▸ Page excerpt
--------------------------------

Maestro – If you can’t catch a swing pass, then fuck outta here. As a playcaller, I sure hate having to watch those dumpoffs and screens in motion, but as a fantasy option, you gotta have hands. Also, draft Tractorcito. Just do it. He won’t be top of the first round this year which just makes him all the more valuable. Dude has Lamar! as his QB this season. He’s gonna have a monster year, I’m sure.
Are placement kickers people?
King Hippo – Absolutely goddamned NOT. It took everything I had not to rage-quit Freezer Vodka over this point of order.
Litre – You will not quit, you will just continue bitching year after year about it. TWBS would like it that way. Is Harrison Butker not man enough for you?
SonOfSpam – Not really, but they’re something, like a fraction of a person. There should be some sort of compromise. Maybe like five-ninths or seven-elevenths. Too bad Jerry Richardson is dead; he may have had thoughts on this subject.
Maestro – just like in The League, one of the first fantasy leagues I was part of many years ago featured a guy who literally didn’t know shit about football. His first seven picks were: Robbie Gould, the Bears’ D, then five more kickers. He may not have understood football, but he saw the value in hoarding resources and brokering deals with others to get what he needed out of it. Anyways, that fucker got a series of good receivers and QBs for pennies on the dollar because rules said we HAD to have a kicker. He bumbled his way to a playoff spot. Anyways, that’s why I hate capitalism.
Oh, the question was about whether kickers are people. If they continuously see themselves exploited for exorbitant profit like in my earlier example, then I would have to argue that no, they are not people.
tWBS Fantasy Football Leagues!

--------------------------------

▸ Exercises to complete
• a. Name every participant whose name introduces a remark in the fantasy football discussion.
• b. Continue the fantasy football discussion from the point where it ends.
The listing has no connection to the fantasy football discussion.

--------------------------------

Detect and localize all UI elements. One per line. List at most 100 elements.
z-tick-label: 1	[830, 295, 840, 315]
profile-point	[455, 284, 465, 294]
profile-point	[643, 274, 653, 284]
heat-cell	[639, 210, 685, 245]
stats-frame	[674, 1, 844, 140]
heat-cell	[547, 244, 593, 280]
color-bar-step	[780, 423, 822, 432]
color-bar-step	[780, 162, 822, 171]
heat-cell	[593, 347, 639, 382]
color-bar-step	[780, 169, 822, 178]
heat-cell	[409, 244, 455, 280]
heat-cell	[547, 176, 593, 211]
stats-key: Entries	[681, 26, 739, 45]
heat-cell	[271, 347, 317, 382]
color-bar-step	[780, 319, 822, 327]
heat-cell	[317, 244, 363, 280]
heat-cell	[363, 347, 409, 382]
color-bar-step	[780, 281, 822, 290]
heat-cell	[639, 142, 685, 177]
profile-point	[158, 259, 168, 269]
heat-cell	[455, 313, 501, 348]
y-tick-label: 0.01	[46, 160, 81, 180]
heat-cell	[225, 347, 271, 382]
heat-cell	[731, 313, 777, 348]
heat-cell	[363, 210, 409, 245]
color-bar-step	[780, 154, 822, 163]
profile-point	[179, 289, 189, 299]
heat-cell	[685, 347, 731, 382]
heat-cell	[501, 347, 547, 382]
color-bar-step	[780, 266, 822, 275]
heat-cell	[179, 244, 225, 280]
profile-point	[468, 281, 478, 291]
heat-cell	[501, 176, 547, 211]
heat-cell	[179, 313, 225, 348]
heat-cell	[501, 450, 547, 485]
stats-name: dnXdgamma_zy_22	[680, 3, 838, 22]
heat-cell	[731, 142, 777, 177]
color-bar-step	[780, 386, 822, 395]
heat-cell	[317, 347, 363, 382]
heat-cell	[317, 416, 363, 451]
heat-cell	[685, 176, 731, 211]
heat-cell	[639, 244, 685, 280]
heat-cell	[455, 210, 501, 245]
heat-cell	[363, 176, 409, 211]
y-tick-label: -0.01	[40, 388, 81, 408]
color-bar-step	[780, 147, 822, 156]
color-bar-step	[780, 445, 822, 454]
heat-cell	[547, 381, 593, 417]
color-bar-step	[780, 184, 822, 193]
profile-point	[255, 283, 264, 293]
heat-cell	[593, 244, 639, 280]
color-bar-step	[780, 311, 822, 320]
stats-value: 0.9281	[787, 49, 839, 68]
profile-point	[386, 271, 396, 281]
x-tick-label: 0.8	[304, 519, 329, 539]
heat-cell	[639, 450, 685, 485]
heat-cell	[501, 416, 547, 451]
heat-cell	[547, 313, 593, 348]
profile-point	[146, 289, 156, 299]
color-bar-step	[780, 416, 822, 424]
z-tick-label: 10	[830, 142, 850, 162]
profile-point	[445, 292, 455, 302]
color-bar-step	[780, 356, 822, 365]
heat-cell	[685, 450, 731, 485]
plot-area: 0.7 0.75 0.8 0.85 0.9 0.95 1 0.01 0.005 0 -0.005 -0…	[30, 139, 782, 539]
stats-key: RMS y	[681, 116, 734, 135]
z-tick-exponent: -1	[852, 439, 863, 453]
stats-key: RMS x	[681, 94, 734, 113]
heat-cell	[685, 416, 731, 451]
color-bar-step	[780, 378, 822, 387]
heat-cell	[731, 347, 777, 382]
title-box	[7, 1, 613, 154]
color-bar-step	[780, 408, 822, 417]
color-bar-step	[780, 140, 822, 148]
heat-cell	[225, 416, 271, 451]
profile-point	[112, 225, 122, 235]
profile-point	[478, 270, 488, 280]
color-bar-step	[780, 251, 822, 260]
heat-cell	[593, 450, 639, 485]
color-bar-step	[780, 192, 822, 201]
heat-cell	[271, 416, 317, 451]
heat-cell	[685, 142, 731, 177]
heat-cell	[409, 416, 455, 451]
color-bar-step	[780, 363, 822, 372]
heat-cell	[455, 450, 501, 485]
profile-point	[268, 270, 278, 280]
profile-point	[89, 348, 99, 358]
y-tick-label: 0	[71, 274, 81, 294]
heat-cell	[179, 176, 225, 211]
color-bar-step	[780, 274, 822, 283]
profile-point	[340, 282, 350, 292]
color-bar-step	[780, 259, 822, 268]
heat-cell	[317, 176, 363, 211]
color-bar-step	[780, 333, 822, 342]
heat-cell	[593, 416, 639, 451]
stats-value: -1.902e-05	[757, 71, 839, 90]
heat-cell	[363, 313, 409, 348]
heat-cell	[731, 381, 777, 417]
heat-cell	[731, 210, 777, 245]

--------------------------------

▸ Responses for each task
• a. Maestro, King Hippo, Litre, SonOfSpam

• b.
Since our dear friend passed away we’ve been running his league. It’s free! There are 14 luminaries in there who play for the fun of it. Past champions are Senor Weaselo, SonofSpam, Mr Ayo, and Sharkbait. Their prizes ALWAYS have been sent from up here and include at minimum a shitty half mickey of vodka and a Big Turk. I believe that tWBS would want it that way.
This year due to interest we have decided to start the Lowratio Ligue deux that will be governed with an iron fist by Sir Lemonjello. We’ve also decided that there will be promotion and relegation from one to the other. Due to Yahoo’s limitations on the consolation bracket and pure chaos there will be 4 teams going up, and 4 going down. The semifinalists in the playoffs of the Lowratio league will come up, while the last 4 in the consolation bracket will be going down.
Freezer Vodka league consists of myself Litre, co-commissioner (in case I die) Gametimedecision, the four gentlemen mentioned as past champs above plus, the Hippo, Balls, Maestro, Don T, Rev, Dok Zymm, BeerguyRob, and Scotchy.
Lowratio league consists of Lemonjello, Yeah Right, Gumbygirl, Blax, BC Dick, DJ Taz, Horatio, Duke Lacrosse, Armed and Hammered, Brocky, Brick, RTD, and Bugeyedboo (I think). We do have one more spot available. 2Pack? Rockingdog? WCS? BFC? Dunstan? Beefreefer? Boris? Redshirt? Bueller? Bueller?
Here’s the link; https://football.fantasysports.yahoo.com/f1/209105/invitation?key=3a07144c86507a29&soc_trk=lnk&ikey=79d23a09c66a6ad9
Due to each league being 14 teams the waiver wire the first couple of years was as slim as I was in high school so we’ve made adjustments. There are no keepers so you start with a fresh slate every year. The draft is a snake draft and it goes quick as we have set the pick time at 30 seconds.
Positions – QB, RB, RB, WR, WR, TE, WRT (flex), KICKER!!! (Silence Hippo), DST, 4 on your bench and 1 IR.
Scoring – Passing 4 pts TD, -1 pick, .5 ppr, the rest is standard. Fumbres -1, pick 6 -3.
Kicking points are a bit different. Will there be chaos? Indeed.